- _Consigne A_
Relevez dans le listing chaque ligne contenant la chaîne "year", en tenant compte de la casse.

- _Extrait du document_
....

Surquoy aussi, à fin de mieux faire entendre combien ils font cas de ces choses, je reciteray, que moy estant un jour en un village, mon Moussacat, c’est à dire, celuy qui m’avoit receu chez soy, m’ayant prié de luy monstrer tout ce que j’avois dans mon Caramemo, c’est à dire, dans mon sac de cuir : apres qu’il m’eut fait apporter une belle grande vaisselle de terre, dans laquelle j’arrengeay tout mon cas : luy, s’esmerveillant de voir cela, appelant soudain tous les autres sauvages, il leur dit : Je vous prie, mes amis, considerez un peu quel personnage j’ay en ma maison : car, puisqu’il a tant de richesses, ne faut-il pas bien dire qu’il soit grand seigneur ? Et cependant, comme je dis en riant contre un mien compagnon qui estoit là avec moy, tout ce que ce sauvage estimoit tant, qui estoit en somme cinq ou six cousteaux emmanchez de diverses façons, autant de peignes, deux ou trois grands mirouers, et autres petites besongnes, n’eust pas vallu deux testons dans Paris. Parquoy suyvant ce que j’ay dit ailleurs, qu’ils ayment sur tout ceux qui sont liberaux, me voulant encores moy mesme plus exalter qu’il n’avoit fait, je luy baillay publiquement et gratuitement devant tous, le plus grand et le plus beau de mes cousteaux : duquel de fait il fit autant de conte, que feroit quelqu’un en nostre France, auquel on auroit fait present d’une chaine d’or, de la valeur de cent escus.

....

- _Données disponibles_
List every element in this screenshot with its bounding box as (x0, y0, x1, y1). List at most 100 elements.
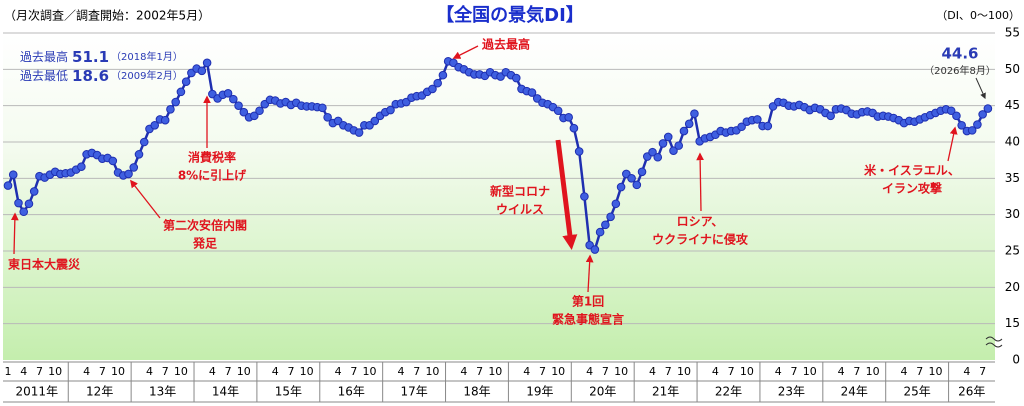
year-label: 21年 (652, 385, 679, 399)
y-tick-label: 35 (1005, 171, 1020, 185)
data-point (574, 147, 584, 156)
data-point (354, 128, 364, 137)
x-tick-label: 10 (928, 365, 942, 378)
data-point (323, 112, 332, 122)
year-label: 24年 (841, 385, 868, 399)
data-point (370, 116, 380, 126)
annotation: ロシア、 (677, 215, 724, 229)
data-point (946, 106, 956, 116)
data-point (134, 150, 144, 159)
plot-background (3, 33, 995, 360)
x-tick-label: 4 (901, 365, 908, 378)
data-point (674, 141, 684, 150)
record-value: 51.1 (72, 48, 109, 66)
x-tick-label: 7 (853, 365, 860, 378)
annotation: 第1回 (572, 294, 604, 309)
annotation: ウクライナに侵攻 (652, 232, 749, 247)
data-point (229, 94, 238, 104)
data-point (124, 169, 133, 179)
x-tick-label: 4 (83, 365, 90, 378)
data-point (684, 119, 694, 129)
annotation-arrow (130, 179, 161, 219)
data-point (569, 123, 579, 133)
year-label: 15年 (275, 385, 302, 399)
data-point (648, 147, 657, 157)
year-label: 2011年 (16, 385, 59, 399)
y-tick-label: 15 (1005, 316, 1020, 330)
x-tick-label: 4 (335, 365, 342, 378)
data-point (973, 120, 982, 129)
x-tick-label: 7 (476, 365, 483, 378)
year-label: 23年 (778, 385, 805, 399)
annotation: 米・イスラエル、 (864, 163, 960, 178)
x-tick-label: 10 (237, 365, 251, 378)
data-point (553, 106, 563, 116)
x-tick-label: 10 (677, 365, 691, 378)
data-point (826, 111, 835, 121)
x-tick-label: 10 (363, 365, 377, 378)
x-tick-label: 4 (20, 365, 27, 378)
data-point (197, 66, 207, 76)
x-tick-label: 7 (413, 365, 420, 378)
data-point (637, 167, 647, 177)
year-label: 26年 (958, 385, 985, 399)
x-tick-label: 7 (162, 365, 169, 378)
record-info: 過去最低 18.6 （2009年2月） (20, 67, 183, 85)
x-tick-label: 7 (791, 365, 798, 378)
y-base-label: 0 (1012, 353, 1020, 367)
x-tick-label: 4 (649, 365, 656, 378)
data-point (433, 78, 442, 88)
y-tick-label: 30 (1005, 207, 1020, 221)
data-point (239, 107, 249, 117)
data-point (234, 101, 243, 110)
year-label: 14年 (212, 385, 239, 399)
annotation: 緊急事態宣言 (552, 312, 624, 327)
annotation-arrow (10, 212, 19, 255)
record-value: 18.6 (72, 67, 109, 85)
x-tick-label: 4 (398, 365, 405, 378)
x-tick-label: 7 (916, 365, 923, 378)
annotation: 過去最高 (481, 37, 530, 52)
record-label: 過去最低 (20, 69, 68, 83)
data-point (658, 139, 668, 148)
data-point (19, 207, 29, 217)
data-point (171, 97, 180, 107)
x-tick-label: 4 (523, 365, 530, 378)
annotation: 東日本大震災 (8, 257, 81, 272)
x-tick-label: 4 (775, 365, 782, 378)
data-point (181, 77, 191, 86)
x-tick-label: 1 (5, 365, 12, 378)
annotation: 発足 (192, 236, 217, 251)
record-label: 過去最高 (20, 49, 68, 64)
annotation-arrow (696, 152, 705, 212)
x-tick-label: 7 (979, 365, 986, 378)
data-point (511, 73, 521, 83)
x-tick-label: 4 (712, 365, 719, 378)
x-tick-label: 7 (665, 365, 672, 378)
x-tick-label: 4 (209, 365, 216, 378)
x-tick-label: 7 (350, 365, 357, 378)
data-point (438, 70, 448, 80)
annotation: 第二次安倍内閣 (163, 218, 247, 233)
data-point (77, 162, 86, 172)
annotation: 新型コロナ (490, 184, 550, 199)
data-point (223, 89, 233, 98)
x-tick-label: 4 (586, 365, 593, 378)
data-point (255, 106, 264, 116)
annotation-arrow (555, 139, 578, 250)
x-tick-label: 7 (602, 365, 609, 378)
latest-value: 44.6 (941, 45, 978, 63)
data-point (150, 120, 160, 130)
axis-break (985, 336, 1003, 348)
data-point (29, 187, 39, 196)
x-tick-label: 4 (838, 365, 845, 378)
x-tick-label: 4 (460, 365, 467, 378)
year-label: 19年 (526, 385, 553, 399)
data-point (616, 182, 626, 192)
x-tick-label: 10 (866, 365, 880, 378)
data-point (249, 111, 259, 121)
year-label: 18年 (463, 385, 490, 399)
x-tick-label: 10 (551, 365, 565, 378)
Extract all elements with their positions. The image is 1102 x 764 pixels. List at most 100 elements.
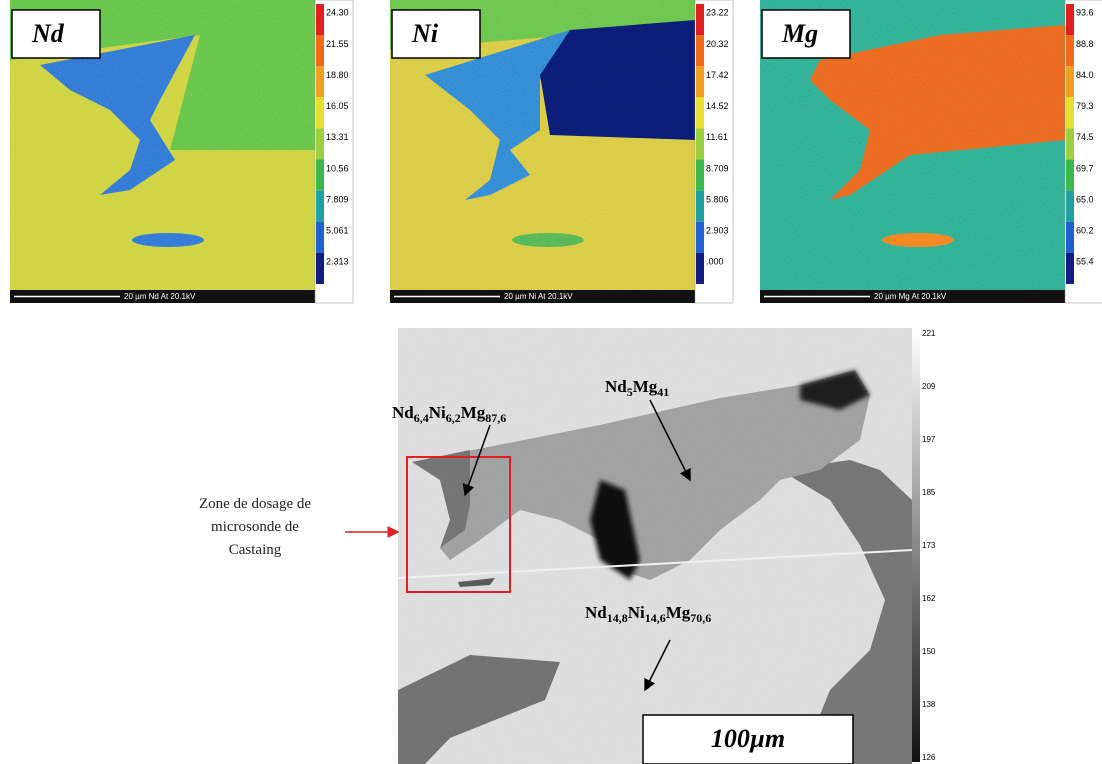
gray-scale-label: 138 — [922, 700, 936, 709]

....

- _Consigne B_
Énumérez, avec les quantités indiquées, les objets du sac de cuir que le sauvage estimait tant, d'après l'extrait ci-dessus.

- _Réponse A_
year-label: 21年 (652, 385, 679, 399)
year-label: 24年 (841, 385, 868, 399)
year-label: 15年 (275, 385, 302, 399)
year-label: 2011年 (16, 385, 59, 399)
year-label: 23年 (778, 385, 805, 399)
year-label: 26年 (958, 385, 985, 399)
year-label: 14年 (212, 385, 239, 399)
year-label: 19年 (526, 385, 553, 399)
year-label: 18年 (463, 385, 490, 399)

- _Réponse B_
- cinq ou six cousteaux emmanchez de diverses façons
- autant de peignes
- deux ou trois grands mirouers
- autres petites besongnes